- [DATA FOR THE TASK]:
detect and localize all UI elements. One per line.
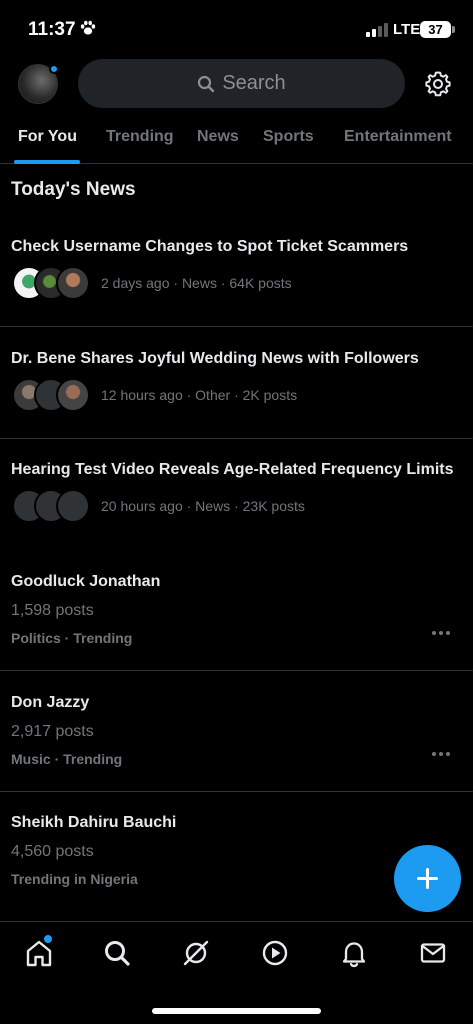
battery-nub xyxy=(452,26,455,33)
notifications-icon[interactable] xyxy=(339,938,369,968)
search-icon xyxy=(198,75,215,92)
grok-icon[interactable] xyxy=(181,938,211,968)
tab-entertainment[interactable]: Entertainment xyxy=(344,128,452,146)
plus-icon-vertical xyxy=(426,868,429,889)
news-avatars xyxy=(12,378,92,412)
notification-dot xyxy=(49,64,59,74)
news-item[interactable]: Check Username Changes to Spot Ticket Sc… xyxy=(0,238,473,300)
news-avatar xyxy=(56,378,90,412)
divider xyxy=(0,791,473,792)
tab-news[interactable]: News xyxy=(197,128,239,146)
home-indicator xyxy=(152,1008,321,1014)
trend-post-count: 1,598 posts xyxy=(11,602,94,619)
news-meta: 20 hours ago · News · 23K posts xyxy=(101,498,305,514)
more-icon[interactable] xyxy=(432,752,452,758)
news-item[interactable]: Hearing Test Video Reveals Age-Related F… xyxy=(0,461,473,523)
news-avatars xyxy=(12,489,92,523)
battery-icon: 37 xyxy=(420,21,451,38)
news-meta: 2 days ago · News · 64K posts xyxy=(101,275,292,291)
paw-icon xyxy=(80,20,96,35)
divider xyxy=(0,670,473,671)
news-title: Hearing Test Video Reveals Age-Related F… xyxy=(11,461,454,478)
divider xyxy=(0,326,473,327)
news-avatar xyxy=(56,266,90,300)
tab-trending[interactable]: Trending xyxy=(106,128,174,146)
news-title: Dr. Bene Shares Joyful Wedding News with… xyxy=(11,350,419,367)
tab-sports[interactable]: Sports xyxy=(263,128,314,146)
active-tab-indicator xyxy=(14,160,80,164)
trend-item[interactable]: Goodluck Jonathan 1,598 posts Politics ·… xyxy=(0,573,473,683)
trend-item[interactable]: Don Jazzy 2,917 posts Music · Trending xyxy=(0,694,473,804)
trend-name: Sheikh Dahiru Bauchi xyxy=(11,814,177,831)
divider xyxy=(0,438,473,439)
trend-post-count: 2,917 posts xyxy=(11,723,94,740)
network-label: LTE xyxy=(393,21,421,38)
trend-category: Politics · Trending xyxy=(11,630,133,646)
messages-icon[interactable] xyxy=(418,938,448,968)
trend-category: Music · Trending xyxy=(11,751,123,767)
signal-icon xyxy=(366,23,388,37)
search-icon[interactable] xyxy=(102,938,132,968)
search-input[interactable]: Search xyxy=(78,59,405,108)
news-avatar xyxy=(56,489,90,523)
status-bar: 11:37 LTE 37 xyxy=(0,0,473,56)
trend-name: Don Jazzy xyxy=(11,694,90,711)
more-icon[interactable] xyxy=(432,631,452,637)
tab-bar: For You Trending News Sports Entertainme… xyxy=(0,118,473,164)
video-icon[interactable] xyxy=(260,938,290,968)
compose-button[interactable] xyxy=(394,845,461,912)
news-title: Check Username Changes to Spot Ticket Sc… xyxy=(11,238,409,255)
trend-category: Trending in Nigeria xyxy=(11,871,138,887)
news-meta: 12 hours ago · Other · 2K posts xyxy=(101,387,298,403)
home-notification-dot xyxy=(44,935,52,943)
gear-icon[interactable] xyxy=(424,70,452,98)
news-avatars xyxy=(12,266,92,300)
trend-post-count: 4,560 posts xyxy=(11,843,94,860)
news-item[interactable]: Dr. Bene Shares Joyful Wedding News with… xyxy=(0,350,473,412)
status-time: 11:37 xyxy=(28,19,76,40)
trend-name: Goodluck Jonathan xyxy=(11,573,161,590)
tab-for-you[interactable]: For You xyxy=(18,128,77,146)
section-title: Today's News xyxy=(11,179,136,200)
search-placeholder: Search xyxy=(222,72,286,94)
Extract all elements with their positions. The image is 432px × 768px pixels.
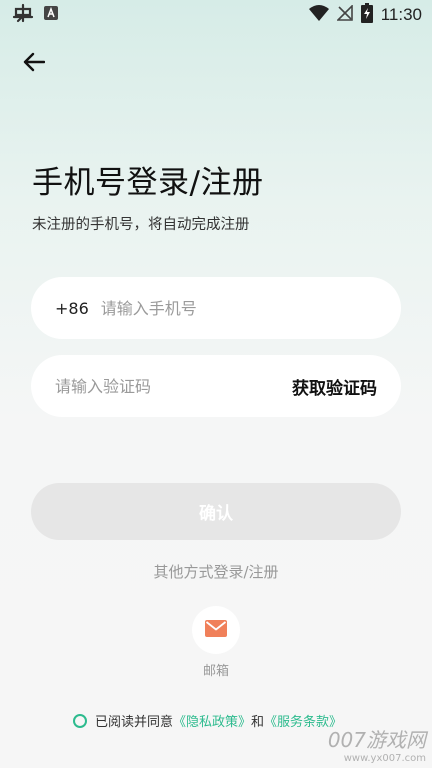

- [THE PROBLEM]: Copy out every line of the items above word for word, omitting the pictures.

- [COMPLETED EXERCISE]:
detect and localize all UI elements. One per line.
battery-nub xyxy=(452,26,455,33)
notifications-icon[interactable] xyxy=(339,938,369,968)
search-icon xyxy=(198,75,215,92)
grok-icon[interactable] xyxy=(181,938,211,968)
tab-entertainment[interactable]: Entertainment xyxy=(344,128,452,146)
plus-icon-vertical xyxy=(426,868,429,889)
news-avatars xyxy=(12,378,92,412)
notification-dot xyxy=(49,64,59,74)
news-item[interactable]: Check Username Changes to Spot Ticket Sc… xyxy=(0,238,473,300)
news-avatar xyxy=(56,378,90,412)
divider xyxy=(0,791,473,792)
tab-news[interactable]: News xyxy=(197,128,239,146)
home-indicator xyxy=(152,1008,321,1014)
trend-post-count: 1,598 posts xyxy=(11,602,94,619)
news-meta: 20 hours ago · News · 23K posts xyxy=(101,498,305,514)
more-icon[interactable] xyxy=(432,752,452,758)
news-item[interactable]: Hearing Test Video Reveals Age-Related F… xyxy=(0,461,473,523)
news-avatars xyxy=(12,489,92,523)
battery-icon: 37 xyxy=(420,21,451,38)
news-meta: 2 days ago · News · 64K posts xyxy=(101,275,292,291)
paw-icon xyxy=(80,20,96,35)
divider xyxy=(0,670,473,671)
news-title: Hearing Test Video Reveals Age-Related F… xyxy=(11,461,454,478)
divider xyxy=(0,326,473,327)
news-avatar xyxy=(56,266,90,300)
tab-trending[interactable]: Trending xyxy=(106,128,174,146)
news-title: Dr. Bene Shares Joyful Wedding News with… xyxy=(11,350,419,367)
tab-sports[interactable]: Sports xyxy=(263,128,314,146)
active-tab-indicator xyxy=(14,160,80,164)
trend-item[interactable]: Goodluck Jonathan 1,598 posts Politics ·… xyxy=(0,573,473,683)
trend-item[interactable]: Don Jazzy 2,917 posts Music · Trending xyxy=(0,694,473,804)
trend-name: Sheikh Dahiru Bauchi xyxy=(11,814,177,831)
divider xyxy=(0,438,473,439)
trend-post-count: 2,917 posts xyxy=(11,723,94,740)
network-label: LTE xyxy=(393,21,421,38)
trend-category: Politics · Trending xyxy=(11,630,133,646)
messages-icon[interactable] xyxy=(418,938,448,968)
trend-category: Music · Trending xyxy=(11,751,123,767)
signal-icon xyxy=(366,23,388,37)
search-icon[interactable] xyxy=(102,938,132,968)
search-input[interactable]: Search xyxy=(78,59,405,108)
news-avatar xyxy=(56,489,90,523)
status-bar: 11:37 LTE 37 xyxy=(0,0,473,56)
trend-name: Don Jazzy xyxy=(11,694,90,711)
more-icon[interactable] xyxy=(432,631,452,637)
tab-bar: For You Trending News Sports Entertainme… xyxy=(0,118,473,164)
video-icon[interactable] xyxy=(260,938,290,968)
compose-button[interactable] xyxy=(394,845,461,912)
news-title: Check Username Changes to Spot Ticket Sc… xyxy=(11,238,409,255)
trend-category: Trending in Nigeria xyxy=(11,871,138,887)
news-meta: 12 hours ago · Other · 2K posts xyxy=(101,387,298,403)
home-notification-dot xyxy=(44,935,52,943)
gear-icon[interactable] xyxy=(424,70,452,98)
news-avatars xyxy=(12,266,92,300)
trend-post-count: 4,560 posts xyxy=(11,843,94,860)
news-item[interactable]: Dr. Bene Shares Joyful Wedding News with… xyxy=(0,350,473,412)
status-time: 11:37 xyxy=(28,19,76,40)
trend-name: Goodluck Jonathan xyxy=(11,573,161,590)
tab-for-you[interactable]: For You xyxy=(18,128,77,146)
section-title: Today's News xyxy=(11,179,136,200)
search-placeholder: Search xyxy=(222,72,286,94)
Extract all elements with their positions. The image is 432px × 768px pixels.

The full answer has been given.